> _EXTRACTED TEXT_
>>

- Occupation: Author
- Writing career
- Genre: Spirituality
- Website: theresacheung.com//

= Theresa Cheung (author) =

English writer

Theresa Cheung (born 8 April 1965) is an English author who writes on the subjects of spirituality, dreams, and the paranormal.

She has been twice named among the ‘100 Most Spiritually Influential Living People’ and has been described in the UK media as the “British grande dame of psychic and spiritual studies”.

Cheung has written more than 150 books, mostly on new age topics, and which have been translated into 40 languages. She is best known for The Dream Dictionary from A to Z (HarperElement, 2008).

== Early life ==

Cheung describes herself as having been born into a family of psychics and travelling spiritualists. Her mother, Joy, travelled across the UK as a clairvoyant doing psychic readings and Cheung lived a “bohemian existence” growing up, living in rented accommodation and caravans. Her mother encouraged her to “explore her sixth sense” from a young age and one of her earliest memories is attending a spirit meeting organised by her mother and aunt. By age 14, Cheung had given her first public numerology reading.

Because of her peripatetic lifestyle, Cheung's education suffered and so, aged 16, she began home-schooling herself. She graduated from King's College, Cambridge with a degree in Theology and English, having originally planned to enter the priesthood. Instead, she became an editorial assistant at a publishing house in London before teaching English literature in secondary schools. She was also a health and fitness instructor.

<<

> _MATERIAL SUPPLIED_
>>

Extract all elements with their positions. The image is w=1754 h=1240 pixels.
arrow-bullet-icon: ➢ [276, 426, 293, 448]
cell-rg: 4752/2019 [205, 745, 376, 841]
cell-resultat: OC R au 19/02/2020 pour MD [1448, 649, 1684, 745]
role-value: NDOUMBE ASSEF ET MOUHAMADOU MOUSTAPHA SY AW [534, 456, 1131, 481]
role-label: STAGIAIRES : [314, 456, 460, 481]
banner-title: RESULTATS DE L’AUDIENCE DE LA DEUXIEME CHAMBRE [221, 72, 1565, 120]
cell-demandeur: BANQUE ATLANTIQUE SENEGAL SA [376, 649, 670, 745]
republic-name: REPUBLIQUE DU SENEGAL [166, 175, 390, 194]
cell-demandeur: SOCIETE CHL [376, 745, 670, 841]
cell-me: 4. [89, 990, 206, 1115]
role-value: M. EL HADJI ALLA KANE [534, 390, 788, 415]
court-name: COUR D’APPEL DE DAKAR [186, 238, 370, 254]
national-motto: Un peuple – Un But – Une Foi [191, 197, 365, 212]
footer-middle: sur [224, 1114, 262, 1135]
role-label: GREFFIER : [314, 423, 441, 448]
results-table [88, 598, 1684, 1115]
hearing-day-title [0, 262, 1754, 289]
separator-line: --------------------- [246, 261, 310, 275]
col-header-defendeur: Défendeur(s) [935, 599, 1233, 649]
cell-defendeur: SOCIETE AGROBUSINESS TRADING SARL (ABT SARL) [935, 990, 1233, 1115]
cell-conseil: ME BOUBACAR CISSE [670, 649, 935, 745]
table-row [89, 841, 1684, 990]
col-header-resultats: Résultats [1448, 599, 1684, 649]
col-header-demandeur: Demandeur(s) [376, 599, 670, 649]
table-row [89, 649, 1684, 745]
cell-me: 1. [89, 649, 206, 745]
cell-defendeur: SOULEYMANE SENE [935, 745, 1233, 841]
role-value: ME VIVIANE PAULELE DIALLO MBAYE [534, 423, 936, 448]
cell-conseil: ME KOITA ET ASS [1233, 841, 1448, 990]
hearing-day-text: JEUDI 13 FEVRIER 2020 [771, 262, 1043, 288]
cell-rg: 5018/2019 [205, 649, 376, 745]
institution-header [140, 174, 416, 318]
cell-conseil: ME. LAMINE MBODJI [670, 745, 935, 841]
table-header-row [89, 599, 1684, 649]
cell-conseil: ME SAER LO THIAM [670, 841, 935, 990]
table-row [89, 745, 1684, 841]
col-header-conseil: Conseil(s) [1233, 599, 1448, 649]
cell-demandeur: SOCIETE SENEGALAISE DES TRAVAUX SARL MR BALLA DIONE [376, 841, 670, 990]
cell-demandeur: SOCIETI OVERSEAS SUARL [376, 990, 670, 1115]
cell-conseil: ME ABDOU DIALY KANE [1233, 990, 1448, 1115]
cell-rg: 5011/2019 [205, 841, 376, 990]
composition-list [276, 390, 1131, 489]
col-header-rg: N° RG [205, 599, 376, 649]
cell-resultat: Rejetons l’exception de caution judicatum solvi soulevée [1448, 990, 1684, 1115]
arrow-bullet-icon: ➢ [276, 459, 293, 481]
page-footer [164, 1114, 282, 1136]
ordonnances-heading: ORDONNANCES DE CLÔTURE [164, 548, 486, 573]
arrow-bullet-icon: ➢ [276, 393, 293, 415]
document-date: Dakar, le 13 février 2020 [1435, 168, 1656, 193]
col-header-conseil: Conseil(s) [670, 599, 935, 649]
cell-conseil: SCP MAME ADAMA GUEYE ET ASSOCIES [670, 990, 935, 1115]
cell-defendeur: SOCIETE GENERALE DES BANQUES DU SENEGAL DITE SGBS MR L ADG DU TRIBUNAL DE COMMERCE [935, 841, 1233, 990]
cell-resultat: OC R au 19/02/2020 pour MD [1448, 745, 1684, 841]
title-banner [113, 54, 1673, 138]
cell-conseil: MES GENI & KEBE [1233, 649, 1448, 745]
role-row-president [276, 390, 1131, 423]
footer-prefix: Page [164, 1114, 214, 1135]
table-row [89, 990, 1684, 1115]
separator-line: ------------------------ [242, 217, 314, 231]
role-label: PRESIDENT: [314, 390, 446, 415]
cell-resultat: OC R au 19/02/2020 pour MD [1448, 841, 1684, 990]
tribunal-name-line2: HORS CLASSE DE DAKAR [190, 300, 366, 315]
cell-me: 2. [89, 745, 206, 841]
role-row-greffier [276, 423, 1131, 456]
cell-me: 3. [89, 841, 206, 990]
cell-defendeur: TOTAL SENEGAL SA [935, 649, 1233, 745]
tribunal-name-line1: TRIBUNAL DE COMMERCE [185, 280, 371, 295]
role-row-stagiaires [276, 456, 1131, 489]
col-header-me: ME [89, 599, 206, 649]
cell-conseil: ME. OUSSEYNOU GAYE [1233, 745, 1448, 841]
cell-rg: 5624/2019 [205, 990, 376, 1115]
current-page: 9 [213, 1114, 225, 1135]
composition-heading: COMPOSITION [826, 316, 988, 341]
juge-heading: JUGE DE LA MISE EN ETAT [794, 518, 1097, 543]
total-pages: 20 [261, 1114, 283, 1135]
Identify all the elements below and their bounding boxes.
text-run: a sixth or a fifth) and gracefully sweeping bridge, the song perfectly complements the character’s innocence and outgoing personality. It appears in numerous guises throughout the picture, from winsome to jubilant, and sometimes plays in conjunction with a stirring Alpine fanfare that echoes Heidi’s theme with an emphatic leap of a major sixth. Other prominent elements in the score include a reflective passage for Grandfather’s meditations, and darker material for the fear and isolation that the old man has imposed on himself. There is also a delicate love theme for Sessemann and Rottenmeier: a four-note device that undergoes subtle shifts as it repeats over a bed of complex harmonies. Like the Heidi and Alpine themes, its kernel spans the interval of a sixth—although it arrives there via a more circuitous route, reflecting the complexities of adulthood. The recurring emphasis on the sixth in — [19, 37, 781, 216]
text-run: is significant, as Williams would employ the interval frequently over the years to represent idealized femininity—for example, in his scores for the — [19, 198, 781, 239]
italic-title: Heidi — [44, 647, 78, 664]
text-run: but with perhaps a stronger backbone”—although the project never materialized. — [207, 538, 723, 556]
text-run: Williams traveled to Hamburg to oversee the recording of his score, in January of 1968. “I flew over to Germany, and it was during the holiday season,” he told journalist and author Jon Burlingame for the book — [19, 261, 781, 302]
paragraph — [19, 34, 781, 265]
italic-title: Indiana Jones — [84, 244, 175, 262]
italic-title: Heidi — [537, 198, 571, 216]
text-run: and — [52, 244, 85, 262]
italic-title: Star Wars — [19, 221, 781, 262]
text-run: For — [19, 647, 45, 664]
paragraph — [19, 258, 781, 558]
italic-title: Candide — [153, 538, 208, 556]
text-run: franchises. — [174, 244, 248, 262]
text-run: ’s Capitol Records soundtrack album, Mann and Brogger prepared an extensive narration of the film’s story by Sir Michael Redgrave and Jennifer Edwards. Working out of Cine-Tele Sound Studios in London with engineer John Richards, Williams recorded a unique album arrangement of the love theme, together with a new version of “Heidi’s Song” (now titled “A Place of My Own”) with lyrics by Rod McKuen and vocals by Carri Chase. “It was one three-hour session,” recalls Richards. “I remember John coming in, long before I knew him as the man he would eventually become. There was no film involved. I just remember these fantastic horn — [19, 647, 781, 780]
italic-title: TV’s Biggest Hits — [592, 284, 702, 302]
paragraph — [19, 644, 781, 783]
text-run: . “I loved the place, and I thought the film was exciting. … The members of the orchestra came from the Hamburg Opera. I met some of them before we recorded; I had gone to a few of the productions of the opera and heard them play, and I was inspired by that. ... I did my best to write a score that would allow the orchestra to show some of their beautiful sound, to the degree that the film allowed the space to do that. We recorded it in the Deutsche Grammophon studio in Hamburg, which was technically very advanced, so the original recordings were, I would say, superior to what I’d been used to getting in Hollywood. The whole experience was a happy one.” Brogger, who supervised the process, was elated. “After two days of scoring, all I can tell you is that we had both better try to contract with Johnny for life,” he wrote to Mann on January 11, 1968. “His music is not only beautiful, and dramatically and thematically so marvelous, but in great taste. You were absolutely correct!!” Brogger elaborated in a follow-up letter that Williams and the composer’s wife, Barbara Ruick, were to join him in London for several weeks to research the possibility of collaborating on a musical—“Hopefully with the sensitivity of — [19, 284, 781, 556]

<<

> _ACTION ITEM_
Could you print everything in the article about Theresa Cheung from "Cheung describes herself" down to "public numerology reading.", unchanged? You won't need the records for this.

> _TASK ANSWER_
Cheung describes herself as having been born into a family of psychics and travelling spiritualists. Her mother, Joy, travelled across the UK as a clairvoyant doing psychic readings and Cheung lived a “bohemian existence” growing up, living in rented accommodation and caravans. Her mother encouraged her to “explore her sixth sense” from a young age and one of her earliest memories is attending a spirit meeting organised by her mother and aunt. By age 14, Cheung had given her first public numerology reading.